» **Extracted records**

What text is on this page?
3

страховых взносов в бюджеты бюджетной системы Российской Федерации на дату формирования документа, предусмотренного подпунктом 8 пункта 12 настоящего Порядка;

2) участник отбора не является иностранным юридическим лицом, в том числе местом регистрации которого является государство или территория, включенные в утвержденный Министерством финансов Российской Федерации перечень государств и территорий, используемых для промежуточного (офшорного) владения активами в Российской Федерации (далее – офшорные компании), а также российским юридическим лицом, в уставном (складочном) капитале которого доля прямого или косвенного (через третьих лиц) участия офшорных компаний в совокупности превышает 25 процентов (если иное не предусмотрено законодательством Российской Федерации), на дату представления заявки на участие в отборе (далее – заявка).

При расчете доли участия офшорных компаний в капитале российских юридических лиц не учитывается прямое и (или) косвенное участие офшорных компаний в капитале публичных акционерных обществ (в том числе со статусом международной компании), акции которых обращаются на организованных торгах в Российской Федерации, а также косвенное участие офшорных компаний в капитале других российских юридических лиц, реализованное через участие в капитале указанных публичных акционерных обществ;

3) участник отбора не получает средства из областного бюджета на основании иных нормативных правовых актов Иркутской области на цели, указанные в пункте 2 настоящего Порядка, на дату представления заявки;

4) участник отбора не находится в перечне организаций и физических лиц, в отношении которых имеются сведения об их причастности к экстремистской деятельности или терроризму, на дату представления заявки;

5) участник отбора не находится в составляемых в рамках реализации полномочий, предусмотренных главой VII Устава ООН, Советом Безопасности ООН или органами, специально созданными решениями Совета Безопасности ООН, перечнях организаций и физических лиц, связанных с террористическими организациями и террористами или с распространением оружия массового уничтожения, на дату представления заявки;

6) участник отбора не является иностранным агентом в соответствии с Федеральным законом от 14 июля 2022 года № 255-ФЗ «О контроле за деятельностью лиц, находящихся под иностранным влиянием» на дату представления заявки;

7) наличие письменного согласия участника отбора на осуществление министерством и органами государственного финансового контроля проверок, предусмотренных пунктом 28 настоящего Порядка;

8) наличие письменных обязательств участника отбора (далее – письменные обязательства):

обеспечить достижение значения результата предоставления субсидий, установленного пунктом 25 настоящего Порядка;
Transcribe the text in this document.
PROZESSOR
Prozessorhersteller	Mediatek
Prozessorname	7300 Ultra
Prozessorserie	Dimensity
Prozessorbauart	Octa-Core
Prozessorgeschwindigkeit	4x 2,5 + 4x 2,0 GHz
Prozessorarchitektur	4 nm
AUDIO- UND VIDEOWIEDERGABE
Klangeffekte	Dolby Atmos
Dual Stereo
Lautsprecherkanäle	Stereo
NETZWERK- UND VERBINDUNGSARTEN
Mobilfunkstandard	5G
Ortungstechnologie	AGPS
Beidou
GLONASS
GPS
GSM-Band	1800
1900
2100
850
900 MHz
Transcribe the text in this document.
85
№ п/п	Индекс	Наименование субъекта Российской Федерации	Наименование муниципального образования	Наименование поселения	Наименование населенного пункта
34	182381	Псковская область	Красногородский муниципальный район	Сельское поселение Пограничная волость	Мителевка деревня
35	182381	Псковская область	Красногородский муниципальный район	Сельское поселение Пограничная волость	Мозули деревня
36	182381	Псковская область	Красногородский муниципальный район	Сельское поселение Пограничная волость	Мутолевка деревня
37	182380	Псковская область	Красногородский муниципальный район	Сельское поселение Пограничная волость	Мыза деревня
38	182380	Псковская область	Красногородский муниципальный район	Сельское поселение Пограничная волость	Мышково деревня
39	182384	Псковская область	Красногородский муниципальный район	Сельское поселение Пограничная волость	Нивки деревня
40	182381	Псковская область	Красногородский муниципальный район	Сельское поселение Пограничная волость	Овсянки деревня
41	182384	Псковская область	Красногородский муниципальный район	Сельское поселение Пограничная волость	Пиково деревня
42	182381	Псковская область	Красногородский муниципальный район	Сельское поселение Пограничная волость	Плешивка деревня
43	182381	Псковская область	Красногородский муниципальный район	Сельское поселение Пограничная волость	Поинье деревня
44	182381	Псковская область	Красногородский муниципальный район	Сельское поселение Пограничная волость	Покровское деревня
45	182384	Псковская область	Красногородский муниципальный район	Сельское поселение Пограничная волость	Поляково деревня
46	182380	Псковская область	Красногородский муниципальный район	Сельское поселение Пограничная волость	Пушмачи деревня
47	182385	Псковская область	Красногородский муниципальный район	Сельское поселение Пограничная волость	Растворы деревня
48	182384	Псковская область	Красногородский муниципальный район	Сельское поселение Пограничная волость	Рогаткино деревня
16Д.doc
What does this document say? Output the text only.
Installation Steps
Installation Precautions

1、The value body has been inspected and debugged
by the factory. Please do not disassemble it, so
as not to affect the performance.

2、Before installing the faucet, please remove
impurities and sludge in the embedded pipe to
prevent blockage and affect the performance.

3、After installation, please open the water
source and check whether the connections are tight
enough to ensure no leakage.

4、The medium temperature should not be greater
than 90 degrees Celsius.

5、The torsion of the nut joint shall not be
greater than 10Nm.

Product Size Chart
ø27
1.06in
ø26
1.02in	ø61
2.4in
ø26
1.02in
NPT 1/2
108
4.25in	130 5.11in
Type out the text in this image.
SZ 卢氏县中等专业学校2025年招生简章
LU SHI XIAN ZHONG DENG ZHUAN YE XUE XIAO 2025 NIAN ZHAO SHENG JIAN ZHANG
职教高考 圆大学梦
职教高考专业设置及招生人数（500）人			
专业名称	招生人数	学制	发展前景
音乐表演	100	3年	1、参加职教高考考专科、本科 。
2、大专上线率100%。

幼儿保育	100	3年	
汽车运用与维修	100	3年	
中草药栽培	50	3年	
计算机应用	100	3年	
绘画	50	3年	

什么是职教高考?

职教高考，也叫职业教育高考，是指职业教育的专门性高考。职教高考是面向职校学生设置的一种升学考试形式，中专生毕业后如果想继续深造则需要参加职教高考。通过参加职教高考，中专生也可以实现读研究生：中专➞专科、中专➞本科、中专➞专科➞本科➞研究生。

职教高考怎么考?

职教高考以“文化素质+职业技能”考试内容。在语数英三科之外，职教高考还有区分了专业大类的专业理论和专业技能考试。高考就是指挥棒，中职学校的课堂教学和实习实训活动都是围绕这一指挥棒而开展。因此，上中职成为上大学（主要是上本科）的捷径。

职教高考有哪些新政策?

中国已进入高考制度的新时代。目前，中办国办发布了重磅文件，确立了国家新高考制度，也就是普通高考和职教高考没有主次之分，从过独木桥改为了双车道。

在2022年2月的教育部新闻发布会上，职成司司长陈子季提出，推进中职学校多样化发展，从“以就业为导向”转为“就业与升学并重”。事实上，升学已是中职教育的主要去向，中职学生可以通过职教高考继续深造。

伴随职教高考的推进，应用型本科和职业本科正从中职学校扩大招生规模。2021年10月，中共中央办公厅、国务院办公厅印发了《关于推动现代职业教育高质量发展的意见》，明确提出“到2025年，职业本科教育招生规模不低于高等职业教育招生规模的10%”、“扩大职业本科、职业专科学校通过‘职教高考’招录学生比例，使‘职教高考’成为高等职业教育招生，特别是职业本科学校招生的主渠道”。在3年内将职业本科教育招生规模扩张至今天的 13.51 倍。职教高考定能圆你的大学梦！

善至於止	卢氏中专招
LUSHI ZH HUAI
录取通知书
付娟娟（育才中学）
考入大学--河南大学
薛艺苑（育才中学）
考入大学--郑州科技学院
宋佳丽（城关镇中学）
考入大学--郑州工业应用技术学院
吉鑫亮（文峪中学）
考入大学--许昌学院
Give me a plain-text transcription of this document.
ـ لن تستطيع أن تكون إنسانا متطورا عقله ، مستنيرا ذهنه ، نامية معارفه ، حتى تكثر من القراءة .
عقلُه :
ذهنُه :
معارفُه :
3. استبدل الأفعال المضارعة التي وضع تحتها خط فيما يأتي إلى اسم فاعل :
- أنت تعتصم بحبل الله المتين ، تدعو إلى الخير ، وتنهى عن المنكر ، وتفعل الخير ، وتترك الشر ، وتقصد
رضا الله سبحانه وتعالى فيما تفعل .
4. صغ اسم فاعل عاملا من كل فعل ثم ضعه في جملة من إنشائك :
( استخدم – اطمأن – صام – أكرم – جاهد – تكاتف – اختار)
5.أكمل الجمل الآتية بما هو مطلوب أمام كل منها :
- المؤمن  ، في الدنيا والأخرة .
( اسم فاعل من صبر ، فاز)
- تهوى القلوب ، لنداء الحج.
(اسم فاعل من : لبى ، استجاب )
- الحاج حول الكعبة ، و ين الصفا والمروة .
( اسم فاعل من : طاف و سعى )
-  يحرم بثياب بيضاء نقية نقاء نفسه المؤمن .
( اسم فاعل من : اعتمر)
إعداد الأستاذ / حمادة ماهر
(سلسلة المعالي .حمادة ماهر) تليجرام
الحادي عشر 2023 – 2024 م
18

» **Set task**
Pick out, from the lines above, every one that contains the string "ماهر".

» **Task result**
إعداد الأستاذ / حمادة ماهر
(سلسلة المعالي .حمادة ماهر) تليجرام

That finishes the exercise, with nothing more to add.